Rick Santorum was making a meal out of Mitt Romney advisor Eric Fehrnstrom’s Etch A Sketch gaffe yesterday when the former senator got a little carried away. Honing in on the idea that Romney was a political chameleon who didn’t provide a clear alternative to President Obama, Santorum didn’t just stick to his usual line that nominating a moderate would guarantee a loss for the Republicans in November. Instead, he went one step farther:

“If they’re going to be a little different, we might as well stay with what we have instead of taking a risk of what may be the Etch A Sketch candidate for the future.”

Santorum may not have actually intended to say that re-electing Barack Obama is preferable to replacing him with Mitt Romney. But that’s the way it came out. And, for all of Romney’s well-known flaws, this sort of an overstatement illustrates one of Santorum’s: his penchant for going off message and saying things that will come back to haunt him. The candidate has always prided himself on being unscripted but along with the spontaneity comes a tendency to go on too long when answering a question. That often leads Santorum into uncharted territory. He doesn’t need a teleprompter. What he really needs is an internal editor.

**Record set:**
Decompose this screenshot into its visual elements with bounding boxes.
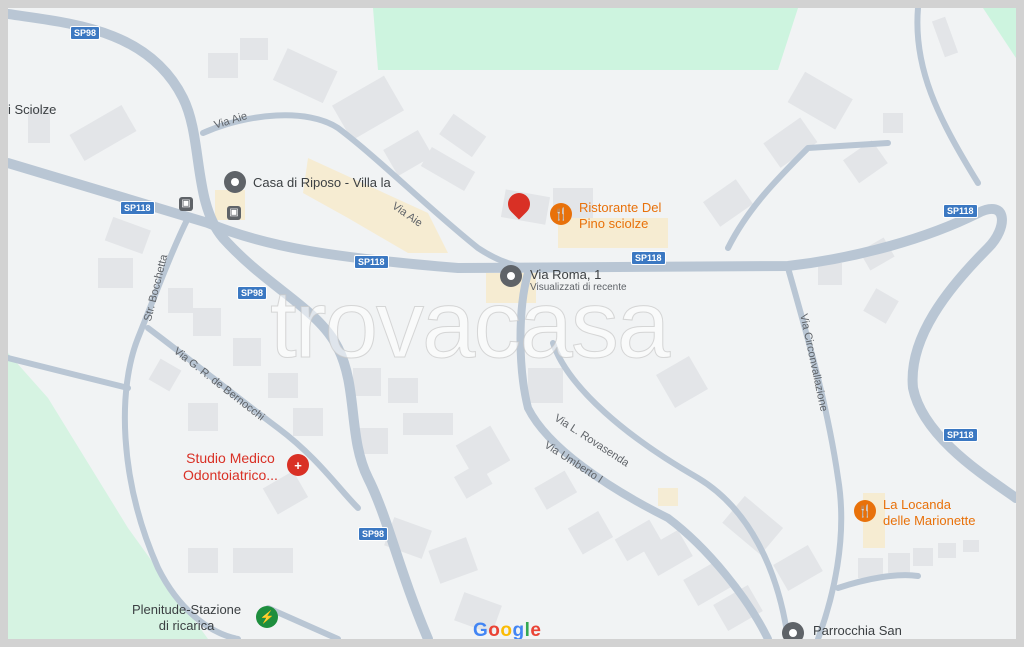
restaurant-icon[interactable]: 🍴 — [550, 203, 572, 225]
bus-stop-icon[interactable]: ▣ — [227, 206, 241, 220]
route-shield-sp118: SP118 — [120, 201, 155, 215]
place-label-parrocchia[interactable]: Parrocchia San — [813, 624, 902, 637]
place-label-via-roma[interactable]: Via Roma, 1 — [530, 268, 601, 281]
restaurant-icon[interactable]: 🍴 — [854, 500, 876, 522]
route-shield-sp98: SP98 — [358, 527, 389, 541]
bus-stop-icon[interactable]: ▣ — [179, 197, 193, 211]
google-logo: Google — [473, 620, 542, 639]
place-label-sciolze: i Sciolze — [8, 102, 57, 117]
medical-icon[interactable]: + — [287, 454, 309, 476]
park-top-right — [983, 8, 1016, 58]
poi-label-line: Studio Medico — [186, 450, 275, 466]
poi-label-line: Ristorante Del — [579, 200, 662, 215]
image-frame: trovacasa SP98 SP118 SP118 SP98 SP118 SP… — [0, 0, 1024, 647]
route-shield-sp98: SP98 — [70, 26, 101, 40]
poi-label-line: delle Marionette — [883, 513, 976, 528]
route-shield-sp98: SP98 — [237, 286, 268, 300]
poi-label-plenitude[interactable]: Plenitude-Stazione di ricarica — [132, 602, 241, 634]
poi-label-line: Plenitude-Stazione — [132, 602, 242, 617]
poi-label-line: di ricarica — [158, 618, 215, 633]
route-shield-sp118: SP118 — [943, 204, 978, 218]
place-pin-icon[interactable] — [500, 265, 522, 287]
poi-label-line: Pino sciolze — [579, 216, 649, 231]
poi-label-ristorante[interactable]: Ristorante Del Pino sciolze — [579, 200, 661, 232]
church-icon[interactable] — [782, 622, 804, 639]
ev-charging-icon[interactable]: ⚡ — [256, 606, 278, 628]
poi-label-line: Odontoiatrico... — [183, 467, 278, 483]
place-sublabel-recent: Visualizzati di recente — [530, 282, 627, 293]
route-shield-sp118: SP118 — [354, 255, 389, 269]
route-shield-sp118: SP118 — [943, 428, 978, 442]
poi-label-line: La Locanda — [883, 497, 951, 512]
poi-label-locanda[interactable]: La Locanda delle Marionette — [883, 497, 976, 529]
park-top — [373, 8, 798, 70]
poi-label-studio-medico[interactable]: Studio Medico Odontoiatrico... — [183, 450, 278, 484]
map-canvas[interactable]: trovacasa SP98 SP118 SP118 SP98 SP118 SP… — [8, 8, 1016, 639]
route-shield-sp118: SP118 — [631, 251, 666, 265]
place-label-casa-riposo[interactable]: Casa di Riposo - Villa la — [253, 176, 391, 189]
place-pin-icon[interactable] — [224, 171, 246, 193]
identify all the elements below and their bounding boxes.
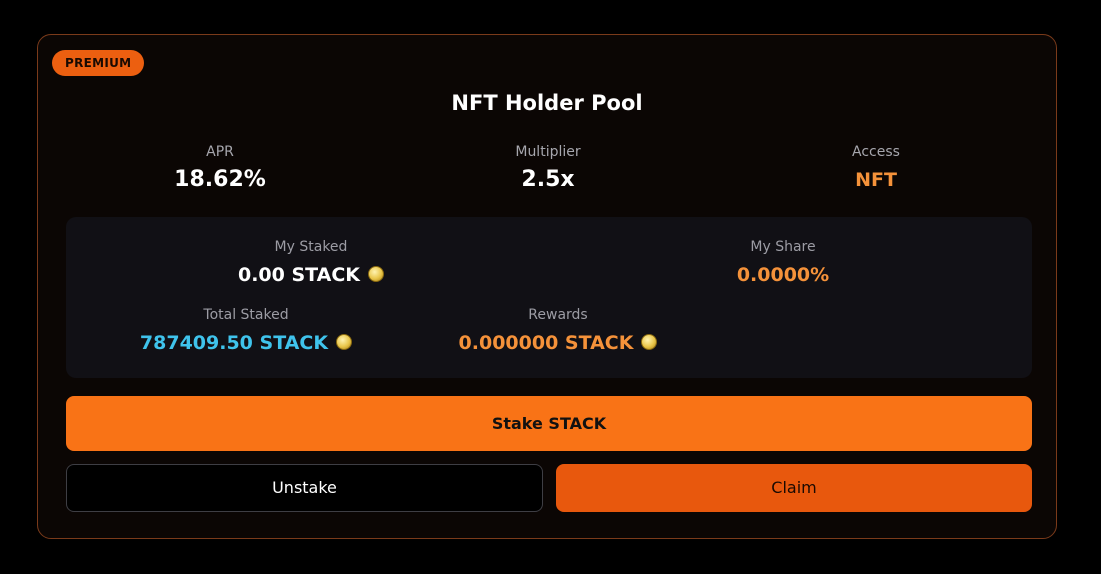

**Exercise details:**
In the passage above on Santorum's Etch A Sketch remark, copy everything from "Santorum may not" down to "an internal editor.", word for word.

**Response to the exercise:**
Santorum may not have actually intended to say that re-electing Barack Obama is preferable to replacing him with Mitt Romney. But that’s the way it came out. And, for all of Romney’s well-known flaws, this sort of an overstatement illustrates one of Santorum’s: his penchant for going off message and saying things that will come back to haunt him. The candidate has always prided himself on being unscripted but along with the spontaneity comes a tendency to go on too long when answering a question. That often leads Santorum into uncharted territory. He doesn’t need a teleprompter. What he really needs is an internal editor.